**Prompt:** In the entries below, how many lines hold the string "opts"? Give only the number.
··· Rows
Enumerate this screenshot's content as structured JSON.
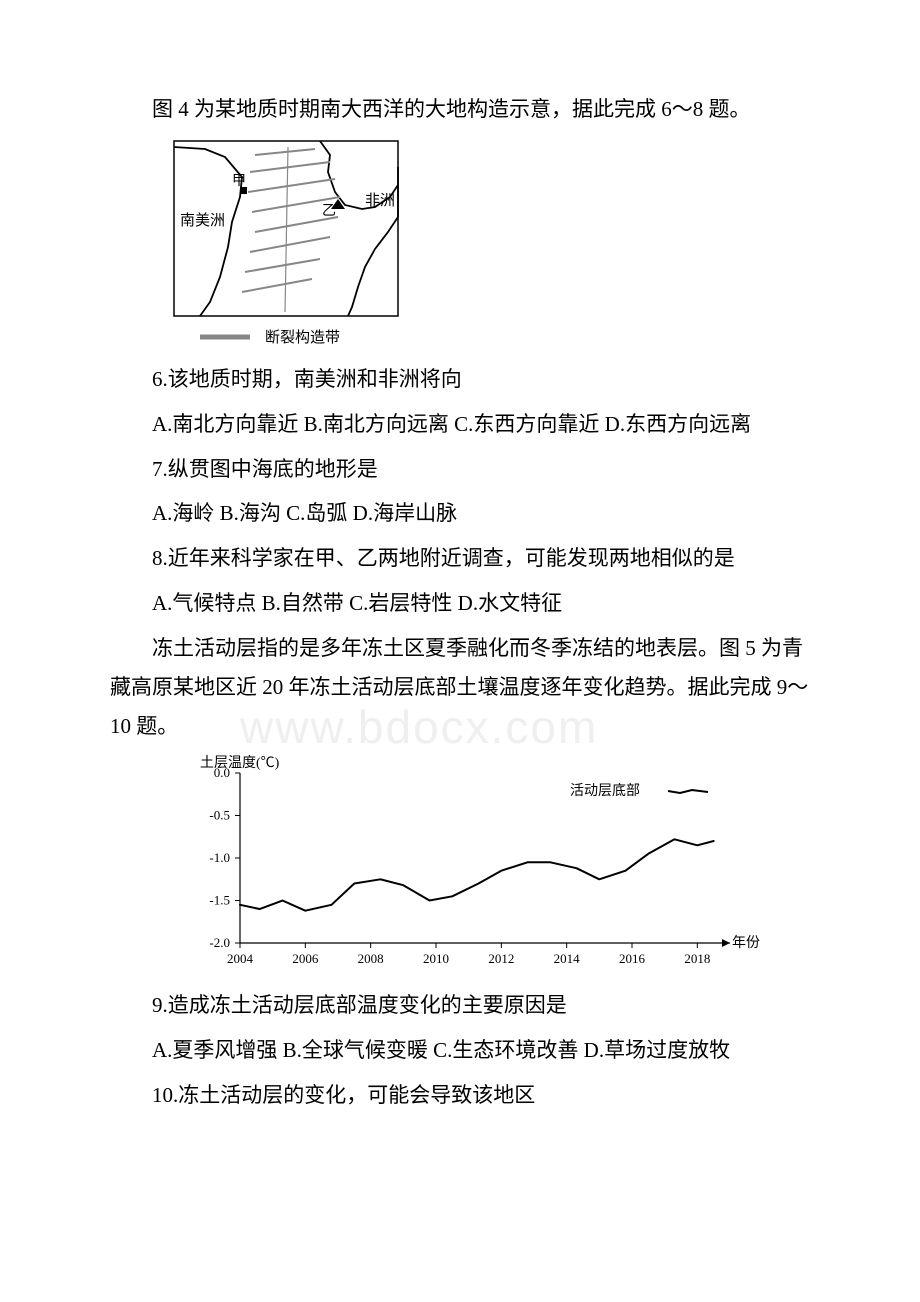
{
  "watermark": "www.bdocx.com",
  "intro1": "图 4 为某地质时期南大西洋的大地构造示意，据此完成 6～8 题。",
  "fig4": {
    "left_label": "南美洲",
    "right_label": "非洲",
    "jia": "甲",
    "yi": "乙",
    "legend": "断裂构造带",
    "stroke": "#000000",
    "legend_stroke": "#878787",
    "bg": "#ffffff"
  },
  "q6": {
    "stem": "6.该地质时期，南美洲和非洲将向",
    "opts": "A.南北方向靠近 B.南北方向远离 C.东西方向靠近 D.东西方向远离"
  },
  "q7": {
    "stem": "7.纵贯图中海底的地形是",
    "opts": "A.海岭 B.海沟 C.岛弧 D.海岸山脉"
  },
  "q8": {
    "stem": "8.近年来科学家在甲、乙两地附近调查，可能发现两地相似的是",
    "opts": "A.气候特点 B.自然带 C.岩层特性 D.水文特征"
  },
  "intro2": "冻土活动层指的是多年冻土区夏季融化而冬季冻结的地表层。图 5 为青藏高原某地区近 20 年冻土活动层底部土壤温度逐年变化趋势。据此完成 9～10 题。",
  "chart": {
    "type": "line",
    "title_y": "土层温度(℃)",
    "x_label": "年份",
    "legend_label": "活动层底部",
    "x_ticks": [
      2004,
      2006,
      2008,
      2010,
      2012,
      2014,
      2016,
      2018
    ],
    "y_ticks": [
      0.0,
      -0.5,
      -1.0,
      -1.5,
      -2.0
    ],
    "y_tick_labels": [
      "0.0",
      "-0.5",
      "-1.0",
      "-1.5",
      "-2.0"
    ],
    "xlim": [
      2004,
      2019
    ],
    "ylim": [
      -2.0,
      0.0
    ],
    "points": [
      [
        2004,
        -1.55
      ],
      [
        2004.6,
        -1.6
      ],
      [
        2005.3,
        -1.5
      ],
      [
        2006,
        -1.62
      ],
      [
        2006.8,
        -1.55
      ],
      [
        2007.5,
        -1.3
      ],
      [
        2008.3,
        -1.25
      ],
      [
        2009,
        -1.32
      ],
      [
        2009.8,
        -1.5
      ],
      [
        2010.5,
        -1.45
      ],
      [
        2011.3,
        -1.3
      ],
      [
        2012,
        -1.15
      ],
      [
        2012.8,
        -1.05
      ],
      [
        2013.5,
        -1.05
      ],
      [
        2014.3,
        -1.12
      ],
      [
        2015,
        -1.25
      ],
      [
        2015.8,
        -1.15
      ],
      [
        2016.5,
        -0.95
      ],
      [
        2017.3,
        -0.78
      ],
      [
        2018,
        -0.85
      ],
      [
        2018.5,
        -0.8
      ]
    ],
    "legend_sample": [
      [
        0,
        -0.85
      ],
      [
        0.3,
        -0.75
      ],
      [
        0.6,
        -0.9
      ],
      [
        1,
        -0.8
      ]
    ],
    "line_color": "#000000",
    "axis_color": "#000000",
    "tick_font_size": 13,
    "label_font_size": 14,
    "bg": "#ffffff",
    "line_width": 2
  },
  "q9": {
    "stem": "9.造成冻土活动层底部温度变化的主要原因是",
    "opts": "A.夏季风增强 B.全球气候变暖 C.生态环境改善 D.草场过度放牧"
  },
  "q10": {
    "stem": "10.冻土活动层的变化，可能会导致该地区"
  }
}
······
**Answer to the exercise:** 4